───── GIVEN DATA ─────

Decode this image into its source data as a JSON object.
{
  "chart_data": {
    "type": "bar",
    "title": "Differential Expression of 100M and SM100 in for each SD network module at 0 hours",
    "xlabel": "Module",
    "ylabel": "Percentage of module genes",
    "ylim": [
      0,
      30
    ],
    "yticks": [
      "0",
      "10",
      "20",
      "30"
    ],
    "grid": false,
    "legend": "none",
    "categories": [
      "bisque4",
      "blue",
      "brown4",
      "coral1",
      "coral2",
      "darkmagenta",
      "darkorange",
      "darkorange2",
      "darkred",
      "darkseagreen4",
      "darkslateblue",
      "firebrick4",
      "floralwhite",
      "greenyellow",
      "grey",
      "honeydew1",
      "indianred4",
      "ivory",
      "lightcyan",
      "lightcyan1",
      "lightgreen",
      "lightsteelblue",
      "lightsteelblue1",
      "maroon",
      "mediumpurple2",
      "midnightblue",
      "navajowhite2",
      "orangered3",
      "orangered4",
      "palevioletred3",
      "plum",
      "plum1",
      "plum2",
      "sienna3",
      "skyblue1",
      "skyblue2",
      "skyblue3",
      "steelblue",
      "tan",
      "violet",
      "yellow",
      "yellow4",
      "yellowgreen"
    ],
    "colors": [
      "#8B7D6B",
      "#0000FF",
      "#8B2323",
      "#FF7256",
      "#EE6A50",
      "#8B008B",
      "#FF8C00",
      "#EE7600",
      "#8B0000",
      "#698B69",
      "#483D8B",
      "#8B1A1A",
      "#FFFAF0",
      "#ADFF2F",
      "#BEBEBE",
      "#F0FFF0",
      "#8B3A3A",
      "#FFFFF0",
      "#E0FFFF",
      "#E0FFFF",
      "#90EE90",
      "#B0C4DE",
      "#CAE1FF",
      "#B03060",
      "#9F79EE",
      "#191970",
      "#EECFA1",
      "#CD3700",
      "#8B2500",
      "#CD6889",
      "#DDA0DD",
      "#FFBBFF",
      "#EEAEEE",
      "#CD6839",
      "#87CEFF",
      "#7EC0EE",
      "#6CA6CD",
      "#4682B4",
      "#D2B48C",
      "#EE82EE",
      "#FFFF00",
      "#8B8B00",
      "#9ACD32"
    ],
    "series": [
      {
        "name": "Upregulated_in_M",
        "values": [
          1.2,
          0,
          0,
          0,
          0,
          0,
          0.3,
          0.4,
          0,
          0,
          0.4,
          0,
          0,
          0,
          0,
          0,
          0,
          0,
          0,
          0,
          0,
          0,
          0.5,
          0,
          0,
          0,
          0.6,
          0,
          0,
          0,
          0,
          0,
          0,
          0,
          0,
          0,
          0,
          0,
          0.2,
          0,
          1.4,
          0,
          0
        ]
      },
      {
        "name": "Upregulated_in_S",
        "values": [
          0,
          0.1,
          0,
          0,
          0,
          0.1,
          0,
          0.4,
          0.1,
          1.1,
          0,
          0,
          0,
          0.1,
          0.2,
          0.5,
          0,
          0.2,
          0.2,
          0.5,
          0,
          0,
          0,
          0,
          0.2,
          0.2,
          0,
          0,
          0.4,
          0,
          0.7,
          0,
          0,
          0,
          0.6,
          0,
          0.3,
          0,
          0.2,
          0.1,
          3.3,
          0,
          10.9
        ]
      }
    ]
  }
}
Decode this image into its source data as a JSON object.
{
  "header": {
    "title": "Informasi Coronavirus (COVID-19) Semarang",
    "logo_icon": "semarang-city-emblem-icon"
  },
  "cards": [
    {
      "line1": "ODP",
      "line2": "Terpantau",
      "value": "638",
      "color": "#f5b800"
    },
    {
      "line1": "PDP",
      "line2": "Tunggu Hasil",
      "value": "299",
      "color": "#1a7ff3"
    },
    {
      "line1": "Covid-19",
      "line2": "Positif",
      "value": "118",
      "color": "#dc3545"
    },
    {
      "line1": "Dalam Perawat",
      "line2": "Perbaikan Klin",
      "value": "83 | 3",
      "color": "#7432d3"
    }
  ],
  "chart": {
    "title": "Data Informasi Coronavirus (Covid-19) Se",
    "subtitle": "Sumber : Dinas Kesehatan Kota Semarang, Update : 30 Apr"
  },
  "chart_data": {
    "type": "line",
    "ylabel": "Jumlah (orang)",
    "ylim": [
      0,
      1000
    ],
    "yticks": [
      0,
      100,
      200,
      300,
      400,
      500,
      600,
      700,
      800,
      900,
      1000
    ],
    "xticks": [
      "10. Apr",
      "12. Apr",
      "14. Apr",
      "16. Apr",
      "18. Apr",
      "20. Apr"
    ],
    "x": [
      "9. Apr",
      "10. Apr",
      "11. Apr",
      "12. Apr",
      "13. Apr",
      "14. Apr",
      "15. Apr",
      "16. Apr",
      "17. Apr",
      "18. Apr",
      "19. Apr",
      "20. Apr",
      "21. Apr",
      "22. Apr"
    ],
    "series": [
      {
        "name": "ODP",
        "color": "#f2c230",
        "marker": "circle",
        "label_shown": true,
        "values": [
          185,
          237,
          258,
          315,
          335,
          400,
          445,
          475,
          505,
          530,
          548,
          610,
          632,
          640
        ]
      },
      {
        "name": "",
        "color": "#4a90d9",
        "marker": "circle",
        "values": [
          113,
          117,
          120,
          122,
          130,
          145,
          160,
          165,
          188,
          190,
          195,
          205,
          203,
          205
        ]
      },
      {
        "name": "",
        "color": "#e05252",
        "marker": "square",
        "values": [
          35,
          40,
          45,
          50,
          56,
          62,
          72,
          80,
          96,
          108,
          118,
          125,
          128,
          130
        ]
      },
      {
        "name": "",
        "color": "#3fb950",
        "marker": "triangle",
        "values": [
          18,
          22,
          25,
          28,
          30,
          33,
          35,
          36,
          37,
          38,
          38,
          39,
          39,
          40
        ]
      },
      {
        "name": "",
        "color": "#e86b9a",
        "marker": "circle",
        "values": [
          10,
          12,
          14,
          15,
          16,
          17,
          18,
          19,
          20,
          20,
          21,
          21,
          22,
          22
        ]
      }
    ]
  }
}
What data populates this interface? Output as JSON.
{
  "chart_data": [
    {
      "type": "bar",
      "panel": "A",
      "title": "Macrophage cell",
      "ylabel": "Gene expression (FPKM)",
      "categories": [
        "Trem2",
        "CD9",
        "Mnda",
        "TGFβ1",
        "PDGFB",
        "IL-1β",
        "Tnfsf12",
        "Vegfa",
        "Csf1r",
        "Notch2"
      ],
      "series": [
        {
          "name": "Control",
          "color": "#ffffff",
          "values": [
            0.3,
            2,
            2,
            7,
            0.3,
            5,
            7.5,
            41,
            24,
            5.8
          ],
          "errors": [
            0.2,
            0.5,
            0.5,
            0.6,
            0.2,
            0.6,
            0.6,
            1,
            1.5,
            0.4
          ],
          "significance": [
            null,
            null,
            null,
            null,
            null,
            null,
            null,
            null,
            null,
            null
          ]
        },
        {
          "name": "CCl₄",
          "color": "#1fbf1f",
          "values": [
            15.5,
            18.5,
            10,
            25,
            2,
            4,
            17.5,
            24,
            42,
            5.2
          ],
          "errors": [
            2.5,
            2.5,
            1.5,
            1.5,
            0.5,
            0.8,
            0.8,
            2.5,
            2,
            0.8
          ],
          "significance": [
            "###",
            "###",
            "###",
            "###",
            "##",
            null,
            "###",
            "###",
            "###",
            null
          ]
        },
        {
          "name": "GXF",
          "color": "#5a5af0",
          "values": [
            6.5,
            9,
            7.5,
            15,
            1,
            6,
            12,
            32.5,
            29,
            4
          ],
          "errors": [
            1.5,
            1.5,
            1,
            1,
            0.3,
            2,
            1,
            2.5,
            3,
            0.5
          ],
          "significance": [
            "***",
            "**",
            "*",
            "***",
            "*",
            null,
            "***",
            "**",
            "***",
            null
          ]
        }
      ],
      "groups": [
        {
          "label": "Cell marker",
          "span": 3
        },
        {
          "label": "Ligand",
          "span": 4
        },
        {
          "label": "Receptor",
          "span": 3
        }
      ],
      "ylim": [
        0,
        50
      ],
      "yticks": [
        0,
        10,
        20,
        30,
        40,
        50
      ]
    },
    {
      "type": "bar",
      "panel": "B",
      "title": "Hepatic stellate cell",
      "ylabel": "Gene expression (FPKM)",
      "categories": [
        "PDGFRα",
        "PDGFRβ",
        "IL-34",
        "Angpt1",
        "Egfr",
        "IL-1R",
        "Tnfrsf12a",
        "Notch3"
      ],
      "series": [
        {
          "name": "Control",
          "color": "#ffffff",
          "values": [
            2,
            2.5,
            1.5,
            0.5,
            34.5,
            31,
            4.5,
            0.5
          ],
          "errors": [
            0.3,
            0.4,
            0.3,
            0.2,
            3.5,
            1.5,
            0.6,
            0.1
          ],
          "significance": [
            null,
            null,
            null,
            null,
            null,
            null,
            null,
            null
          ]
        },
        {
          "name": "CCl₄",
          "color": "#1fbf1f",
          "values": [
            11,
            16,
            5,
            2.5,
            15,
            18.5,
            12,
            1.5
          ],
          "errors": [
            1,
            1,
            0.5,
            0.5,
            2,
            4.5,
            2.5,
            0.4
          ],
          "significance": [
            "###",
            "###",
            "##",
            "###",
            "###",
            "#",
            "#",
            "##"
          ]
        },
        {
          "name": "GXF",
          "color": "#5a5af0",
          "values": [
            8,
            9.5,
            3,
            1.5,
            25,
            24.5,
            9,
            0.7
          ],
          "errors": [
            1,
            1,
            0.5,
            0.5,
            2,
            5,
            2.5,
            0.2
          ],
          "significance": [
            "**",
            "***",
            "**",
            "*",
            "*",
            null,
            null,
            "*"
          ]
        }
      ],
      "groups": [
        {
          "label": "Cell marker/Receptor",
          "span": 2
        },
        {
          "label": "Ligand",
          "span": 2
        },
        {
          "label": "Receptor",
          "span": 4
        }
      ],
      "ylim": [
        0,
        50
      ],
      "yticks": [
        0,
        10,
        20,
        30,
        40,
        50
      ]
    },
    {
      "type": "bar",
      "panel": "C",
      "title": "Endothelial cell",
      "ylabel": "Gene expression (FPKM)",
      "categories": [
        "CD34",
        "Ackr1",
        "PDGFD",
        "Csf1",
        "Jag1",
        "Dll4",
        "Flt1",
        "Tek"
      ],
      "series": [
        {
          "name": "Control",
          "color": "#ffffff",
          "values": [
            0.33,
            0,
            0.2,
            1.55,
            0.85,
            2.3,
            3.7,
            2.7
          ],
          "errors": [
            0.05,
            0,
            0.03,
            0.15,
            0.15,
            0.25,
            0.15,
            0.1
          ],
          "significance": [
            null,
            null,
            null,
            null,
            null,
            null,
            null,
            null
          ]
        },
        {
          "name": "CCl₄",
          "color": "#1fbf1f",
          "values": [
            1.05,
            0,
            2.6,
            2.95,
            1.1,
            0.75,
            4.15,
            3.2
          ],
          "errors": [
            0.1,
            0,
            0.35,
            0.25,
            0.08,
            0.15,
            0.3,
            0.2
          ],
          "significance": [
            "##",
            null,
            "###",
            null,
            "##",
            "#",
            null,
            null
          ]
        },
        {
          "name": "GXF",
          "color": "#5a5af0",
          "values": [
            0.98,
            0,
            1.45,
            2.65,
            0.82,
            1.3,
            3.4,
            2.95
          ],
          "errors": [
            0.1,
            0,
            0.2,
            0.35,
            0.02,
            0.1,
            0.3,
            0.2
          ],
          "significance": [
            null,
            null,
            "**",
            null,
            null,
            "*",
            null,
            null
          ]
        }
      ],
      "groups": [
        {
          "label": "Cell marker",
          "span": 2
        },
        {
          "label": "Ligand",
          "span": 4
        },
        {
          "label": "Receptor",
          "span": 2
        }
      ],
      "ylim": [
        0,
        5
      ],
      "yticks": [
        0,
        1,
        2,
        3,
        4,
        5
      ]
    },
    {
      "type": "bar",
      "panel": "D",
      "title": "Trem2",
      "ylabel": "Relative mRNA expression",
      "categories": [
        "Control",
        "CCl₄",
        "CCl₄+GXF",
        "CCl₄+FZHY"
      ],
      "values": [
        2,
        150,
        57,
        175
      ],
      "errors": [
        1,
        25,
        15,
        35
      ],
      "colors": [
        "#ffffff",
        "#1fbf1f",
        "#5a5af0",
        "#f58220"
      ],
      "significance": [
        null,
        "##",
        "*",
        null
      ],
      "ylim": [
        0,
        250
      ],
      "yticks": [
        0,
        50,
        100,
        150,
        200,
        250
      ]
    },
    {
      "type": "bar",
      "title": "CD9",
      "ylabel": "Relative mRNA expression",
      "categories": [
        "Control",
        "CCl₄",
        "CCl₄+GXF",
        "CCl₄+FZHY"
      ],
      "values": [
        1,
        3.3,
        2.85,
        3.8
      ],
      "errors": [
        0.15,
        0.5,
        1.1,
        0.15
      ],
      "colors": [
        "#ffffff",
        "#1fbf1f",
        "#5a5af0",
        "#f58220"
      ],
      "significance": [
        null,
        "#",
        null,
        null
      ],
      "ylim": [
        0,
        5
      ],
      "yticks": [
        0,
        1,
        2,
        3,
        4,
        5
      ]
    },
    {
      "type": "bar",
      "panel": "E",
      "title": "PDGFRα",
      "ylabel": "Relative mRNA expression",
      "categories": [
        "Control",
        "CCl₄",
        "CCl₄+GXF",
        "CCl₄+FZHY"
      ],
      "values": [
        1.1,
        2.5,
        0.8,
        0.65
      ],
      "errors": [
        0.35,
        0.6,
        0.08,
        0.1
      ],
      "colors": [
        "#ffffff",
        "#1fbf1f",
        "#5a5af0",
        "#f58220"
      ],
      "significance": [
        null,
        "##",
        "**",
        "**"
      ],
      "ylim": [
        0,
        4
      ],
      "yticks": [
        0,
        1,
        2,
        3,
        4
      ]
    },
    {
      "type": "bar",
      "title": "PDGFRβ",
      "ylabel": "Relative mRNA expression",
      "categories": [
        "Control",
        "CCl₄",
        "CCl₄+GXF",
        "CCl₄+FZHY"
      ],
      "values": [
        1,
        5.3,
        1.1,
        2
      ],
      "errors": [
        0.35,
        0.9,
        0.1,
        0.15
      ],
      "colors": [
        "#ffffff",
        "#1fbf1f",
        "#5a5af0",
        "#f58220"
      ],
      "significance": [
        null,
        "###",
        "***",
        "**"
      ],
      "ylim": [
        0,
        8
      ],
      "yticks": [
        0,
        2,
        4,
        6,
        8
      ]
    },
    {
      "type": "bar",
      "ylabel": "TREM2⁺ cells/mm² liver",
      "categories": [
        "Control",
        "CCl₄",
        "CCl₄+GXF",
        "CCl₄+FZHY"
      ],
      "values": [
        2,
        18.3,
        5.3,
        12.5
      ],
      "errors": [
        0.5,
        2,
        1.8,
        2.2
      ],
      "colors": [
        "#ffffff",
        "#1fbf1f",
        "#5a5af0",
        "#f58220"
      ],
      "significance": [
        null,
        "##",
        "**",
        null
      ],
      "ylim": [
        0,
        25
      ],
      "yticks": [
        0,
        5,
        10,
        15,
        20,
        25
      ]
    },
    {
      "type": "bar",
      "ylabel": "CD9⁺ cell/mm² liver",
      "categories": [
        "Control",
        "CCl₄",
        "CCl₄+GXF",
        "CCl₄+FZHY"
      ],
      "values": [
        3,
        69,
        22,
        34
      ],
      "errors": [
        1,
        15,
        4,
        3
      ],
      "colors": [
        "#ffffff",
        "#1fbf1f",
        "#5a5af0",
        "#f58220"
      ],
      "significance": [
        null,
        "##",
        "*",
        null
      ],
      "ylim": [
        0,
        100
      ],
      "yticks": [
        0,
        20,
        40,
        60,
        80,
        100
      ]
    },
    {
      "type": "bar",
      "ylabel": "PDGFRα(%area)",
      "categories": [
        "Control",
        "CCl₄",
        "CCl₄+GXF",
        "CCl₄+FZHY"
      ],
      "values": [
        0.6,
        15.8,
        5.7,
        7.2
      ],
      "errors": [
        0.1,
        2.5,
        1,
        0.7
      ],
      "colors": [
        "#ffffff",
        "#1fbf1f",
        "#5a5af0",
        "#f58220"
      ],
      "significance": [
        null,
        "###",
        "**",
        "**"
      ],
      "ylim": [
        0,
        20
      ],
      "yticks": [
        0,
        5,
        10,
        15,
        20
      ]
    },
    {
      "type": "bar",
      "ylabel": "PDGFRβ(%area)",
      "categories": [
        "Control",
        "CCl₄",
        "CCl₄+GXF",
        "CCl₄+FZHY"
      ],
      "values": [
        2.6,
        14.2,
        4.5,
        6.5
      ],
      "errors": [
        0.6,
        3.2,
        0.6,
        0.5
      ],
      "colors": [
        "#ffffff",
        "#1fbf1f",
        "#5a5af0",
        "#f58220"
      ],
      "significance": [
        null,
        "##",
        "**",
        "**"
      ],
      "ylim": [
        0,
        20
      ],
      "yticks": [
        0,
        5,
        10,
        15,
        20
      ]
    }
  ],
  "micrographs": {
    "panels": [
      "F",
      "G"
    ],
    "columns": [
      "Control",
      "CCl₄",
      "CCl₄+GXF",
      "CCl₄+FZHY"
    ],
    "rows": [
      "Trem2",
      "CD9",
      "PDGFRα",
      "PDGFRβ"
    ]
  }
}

─────

▶ _AIM OF THE EXERCISE_: Read the listing above, then copy every line that includes the string "liver".

▶ _SOLUTION_:
      "ylabel": "TREM2⁺ cells/mm² liver",
      "ylabel": "CD9⁺ cell/mm² liver",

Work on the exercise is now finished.